* BEGIN Available data *
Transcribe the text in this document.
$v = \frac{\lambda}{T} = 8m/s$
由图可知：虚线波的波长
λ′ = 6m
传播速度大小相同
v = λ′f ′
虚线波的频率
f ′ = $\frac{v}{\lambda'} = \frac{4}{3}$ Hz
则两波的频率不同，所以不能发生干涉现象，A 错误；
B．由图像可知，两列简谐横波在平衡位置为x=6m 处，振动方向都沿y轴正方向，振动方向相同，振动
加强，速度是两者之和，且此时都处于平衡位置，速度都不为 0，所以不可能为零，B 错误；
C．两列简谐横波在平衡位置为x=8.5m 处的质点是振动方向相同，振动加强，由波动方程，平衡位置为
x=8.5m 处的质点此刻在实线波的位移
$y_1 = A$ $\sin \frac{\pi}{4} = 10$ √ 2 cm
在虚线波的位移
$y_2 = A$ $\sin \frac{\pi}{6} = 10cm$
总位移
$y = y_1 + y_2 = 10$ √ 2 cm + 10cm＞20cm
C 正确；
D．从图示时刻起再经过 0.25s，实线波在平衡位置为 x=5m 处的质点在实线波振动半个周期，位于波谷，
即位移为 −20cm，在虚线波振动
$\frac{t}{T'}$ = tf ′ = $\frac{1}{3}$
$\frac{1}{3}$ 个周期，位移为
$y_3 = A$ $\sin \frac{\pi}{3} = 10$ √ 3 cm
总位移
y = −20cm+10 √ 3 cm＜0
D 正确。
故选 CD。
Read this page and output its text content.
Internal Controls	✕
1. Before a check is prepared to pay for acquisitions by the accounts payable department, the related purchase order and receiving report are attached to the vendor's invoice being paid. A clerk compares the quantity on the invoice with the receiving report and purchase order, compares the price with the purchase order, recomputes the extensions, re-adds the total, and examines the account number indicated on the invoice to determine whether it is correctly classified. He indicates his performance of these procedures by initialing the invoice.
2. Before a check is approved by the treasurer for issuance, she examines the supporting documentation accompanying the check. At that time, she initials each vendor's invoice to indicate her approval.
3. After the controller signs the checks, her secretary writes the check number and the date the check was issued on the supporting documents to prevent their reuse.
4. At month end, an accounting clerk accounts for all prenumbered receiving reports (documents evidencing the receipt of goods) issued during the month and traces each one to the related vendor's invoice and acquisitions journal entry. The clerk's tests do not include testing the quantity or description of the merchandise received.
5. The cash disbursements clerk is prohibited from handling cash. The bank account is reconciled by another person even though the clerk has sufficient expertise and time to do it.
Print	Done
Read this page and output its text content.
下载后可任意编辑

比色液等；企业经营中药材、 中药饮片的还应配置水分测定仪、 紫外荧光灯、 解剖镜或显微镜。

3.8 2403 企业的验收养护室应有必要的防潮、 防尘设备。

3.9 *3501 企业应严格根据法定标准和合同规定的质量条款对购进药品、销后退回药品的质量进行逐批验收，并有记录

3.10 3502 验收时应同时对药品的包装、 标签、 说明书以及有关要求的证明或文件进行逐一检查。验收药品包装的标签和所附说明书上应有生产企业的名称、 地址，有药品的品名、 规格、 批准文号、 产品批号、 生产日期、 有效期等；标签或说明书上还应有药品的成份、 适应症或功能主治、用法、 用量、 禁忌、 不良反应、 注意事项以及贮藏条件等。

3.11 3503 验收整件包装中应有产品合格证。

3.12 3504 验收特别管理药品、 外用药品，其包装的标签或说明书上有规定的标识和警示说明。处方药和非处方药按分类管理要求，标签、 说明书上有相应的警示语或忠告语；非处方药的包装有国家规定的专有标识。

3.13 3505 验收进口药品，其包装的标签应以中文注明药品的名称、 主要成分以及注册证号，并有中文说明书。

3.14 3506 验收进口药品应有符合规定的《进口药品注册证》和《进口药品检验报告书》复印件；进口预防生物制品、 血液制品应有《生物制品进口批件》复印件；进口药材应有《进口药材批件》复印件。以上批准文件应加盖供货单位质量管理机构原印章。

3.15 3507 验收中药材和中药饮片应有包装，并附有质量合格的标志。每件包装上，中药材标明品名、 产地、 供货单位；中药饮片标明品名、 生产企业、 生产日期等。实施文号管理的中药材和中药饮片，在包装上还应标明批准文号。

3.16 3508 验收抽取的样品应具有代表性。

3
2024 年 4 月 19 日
* END Available data *
> **What is being asked**:
Look through the data above. Copy every line with the string "documents" in it.

> **Written reply**:
3. After the controller signs the checks, her secretary writes the check number and the date the check was issued on the supporting documents to prevent their reuse.
4. At month end, an accounting clerk accounts for all prenumbered receiving reports (documents evidencing the receipt of goods) issued during the month and traces each one to the related vendor's invoice and acquisitions journal entry. The clerk's tests do not include testing the quantity or description of the merchandise received.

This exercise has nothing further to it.